* Work to do
Keep only the lines where "siden" appears.

(Stored data)
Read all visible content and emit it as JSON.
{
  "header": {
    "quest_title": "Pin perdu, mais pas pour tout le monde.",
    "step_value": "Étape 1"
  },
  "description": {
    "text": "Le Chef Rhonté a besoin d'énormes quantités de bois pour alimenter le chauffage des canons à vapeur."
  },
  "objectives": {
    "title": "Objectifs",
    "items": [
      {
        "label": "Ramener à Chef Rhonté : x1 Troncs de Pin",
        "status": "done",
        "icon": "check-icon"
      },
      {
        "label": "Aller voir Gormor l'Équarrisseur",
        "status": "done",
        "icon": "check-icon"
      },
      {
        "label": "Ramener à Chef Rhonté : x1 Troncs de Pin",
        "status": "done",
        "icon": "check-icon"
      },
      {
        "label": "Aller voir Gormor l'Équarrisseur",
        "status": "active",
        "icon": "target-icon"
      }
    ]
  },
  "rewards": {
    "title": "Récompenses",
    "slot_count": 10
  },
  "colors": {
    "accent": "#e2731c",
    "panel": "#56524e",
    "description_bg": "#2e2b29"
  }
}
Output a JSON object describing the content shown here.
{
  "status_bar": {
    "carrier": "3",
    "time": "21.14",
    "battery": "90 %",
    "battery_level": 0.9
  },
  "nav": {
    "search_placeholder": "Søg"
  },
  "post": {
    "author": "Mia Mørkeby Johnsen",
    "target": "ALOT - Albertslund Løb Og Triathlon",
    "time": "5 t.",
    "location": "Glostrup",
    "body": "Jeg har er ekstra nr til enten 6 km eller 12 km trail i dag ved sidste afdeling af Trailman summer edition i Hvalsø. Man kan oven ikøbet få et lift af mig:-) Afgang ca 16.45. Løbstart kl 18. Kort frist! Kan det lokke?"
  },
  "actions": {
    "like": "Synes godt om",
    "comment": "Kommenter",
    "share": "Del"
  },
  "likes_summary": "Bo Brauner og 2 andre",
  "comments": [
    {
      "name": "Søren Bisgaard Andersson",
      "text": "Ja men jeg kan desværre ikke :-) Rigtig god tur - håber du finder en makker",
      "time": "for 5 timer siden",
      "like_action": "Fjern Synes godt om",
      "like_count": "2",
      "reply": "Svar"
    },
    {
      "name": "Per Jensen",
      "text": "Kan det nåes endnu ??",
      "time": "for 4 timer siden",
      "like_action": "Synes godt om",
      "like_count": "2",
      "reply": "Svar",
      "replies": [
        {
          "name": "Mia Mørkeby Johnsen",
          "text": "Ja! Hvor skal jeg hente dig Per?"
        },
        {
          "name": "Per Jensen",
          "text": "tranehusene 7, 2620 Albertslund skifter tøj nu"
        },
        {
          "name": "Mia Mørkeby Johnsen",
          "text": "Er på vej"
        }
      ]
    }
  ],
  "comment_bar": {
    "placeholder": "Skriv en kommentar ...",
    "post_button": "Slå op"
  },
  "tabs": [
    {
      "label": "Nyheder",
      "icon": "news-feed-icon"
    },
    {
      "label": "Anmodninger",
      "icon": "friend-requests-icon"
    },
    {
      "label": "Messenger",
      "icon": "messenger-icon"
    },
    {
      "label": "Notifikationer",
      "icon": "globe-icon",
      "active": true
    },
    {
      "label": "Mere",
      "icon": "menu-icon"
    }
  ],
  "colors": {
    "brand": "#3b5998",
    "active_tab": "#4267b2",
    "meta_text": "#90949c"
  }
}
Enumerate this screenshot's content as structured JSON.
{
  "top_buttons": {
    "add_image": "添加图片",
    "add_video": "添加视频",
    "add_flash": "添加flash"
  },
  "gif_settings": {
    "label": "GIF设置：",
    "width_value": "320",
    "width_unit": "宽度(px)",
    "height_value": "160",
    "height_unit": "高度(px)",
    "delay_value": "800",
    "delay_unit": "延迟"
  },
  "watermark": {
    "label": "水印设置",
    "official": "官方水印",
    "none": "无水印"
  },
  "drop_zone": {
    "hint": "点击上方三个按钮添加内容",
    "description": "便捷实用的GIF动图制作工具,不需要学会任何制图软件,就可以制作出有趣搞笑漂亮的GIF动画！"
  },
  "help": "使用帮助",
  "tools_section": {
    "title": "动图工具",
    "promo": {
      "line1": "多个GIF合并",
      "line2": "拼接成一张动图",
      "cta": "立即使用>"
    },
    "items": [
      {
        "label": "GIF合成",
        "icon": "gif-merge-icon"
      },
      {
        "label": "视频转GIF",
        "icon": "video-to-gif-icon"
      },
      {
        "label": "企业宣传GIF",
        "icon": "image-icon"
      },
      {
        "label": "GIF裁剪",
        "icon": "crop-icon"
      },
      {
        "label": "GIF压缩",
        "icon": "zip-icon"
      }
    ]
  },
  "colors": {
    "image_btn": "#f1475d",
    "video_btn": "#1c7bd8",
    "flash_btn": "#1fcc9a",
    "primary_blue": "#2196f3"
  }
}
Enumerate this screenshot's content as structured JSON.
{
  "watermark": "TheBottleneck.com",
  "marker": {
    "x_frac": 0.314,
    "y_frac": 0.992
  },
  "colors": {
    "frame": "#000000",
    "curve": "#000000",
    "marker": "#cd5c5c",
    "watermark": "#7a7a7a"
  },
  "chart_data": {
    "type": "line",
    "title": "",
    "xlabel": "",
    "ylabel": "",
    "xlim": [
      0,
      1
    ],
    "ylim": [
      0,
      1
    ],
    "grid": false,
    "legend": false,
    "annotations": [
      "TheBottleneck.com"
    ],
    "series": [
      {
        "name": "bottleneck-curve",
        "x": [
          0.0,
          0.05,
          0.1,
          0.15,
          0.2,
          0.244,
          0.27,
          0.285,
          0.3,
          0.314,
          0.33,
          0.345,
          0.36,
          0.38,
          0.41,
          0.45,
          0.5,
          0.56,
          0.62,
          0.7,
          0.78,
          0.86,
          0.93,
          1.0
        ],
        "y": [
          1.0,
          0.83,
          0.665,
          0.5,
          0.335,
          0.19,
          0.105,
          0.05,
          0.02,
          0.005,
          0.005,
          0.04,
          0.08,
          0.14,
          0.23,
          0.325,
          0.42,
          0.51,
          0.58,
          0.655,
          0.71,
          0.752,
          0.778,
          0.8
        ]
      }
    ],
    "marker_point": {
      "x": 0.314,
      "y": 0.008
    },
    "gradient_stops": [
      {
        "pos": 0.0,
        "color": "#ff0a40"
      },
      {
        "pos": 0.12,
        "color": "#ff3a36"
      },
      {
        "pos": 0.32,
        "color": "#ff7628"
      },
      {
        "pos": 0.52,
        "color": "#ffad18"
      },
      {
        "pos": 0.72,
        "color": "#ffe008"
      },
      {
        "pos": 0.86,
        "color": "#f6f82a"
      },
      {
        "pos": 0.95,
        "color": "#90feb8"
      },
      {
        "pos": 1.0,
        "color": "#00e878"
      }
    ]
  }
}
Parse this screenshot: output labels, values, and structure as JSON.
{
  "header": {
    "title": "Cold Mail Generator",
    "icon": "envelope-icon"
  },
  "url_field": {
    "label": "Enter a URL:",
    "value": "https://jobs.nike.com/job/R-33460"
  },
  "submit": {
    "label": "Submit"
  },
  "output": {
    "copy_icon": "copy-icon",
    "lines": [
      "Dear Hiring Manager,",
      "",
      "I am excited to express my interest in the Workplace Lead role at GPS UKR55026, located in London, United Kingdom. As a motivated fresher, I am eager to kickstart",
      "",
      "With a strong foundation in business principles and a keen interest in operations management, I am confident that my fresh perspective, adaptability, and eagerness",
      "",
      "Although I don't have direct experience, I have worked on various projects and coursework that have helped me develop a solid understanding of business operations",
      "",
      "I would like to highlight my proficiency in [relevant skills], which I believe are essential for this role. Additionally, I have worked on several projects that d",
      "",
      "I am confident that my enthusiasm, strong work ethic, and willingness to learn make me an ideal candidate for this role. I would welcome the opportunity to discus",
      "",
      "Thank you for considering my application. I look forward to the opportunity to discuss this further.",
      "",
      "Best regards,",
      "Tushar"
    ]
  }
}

* Task answer
      "time": "for 5 timer siden",
      "time": "for 4 timer siden",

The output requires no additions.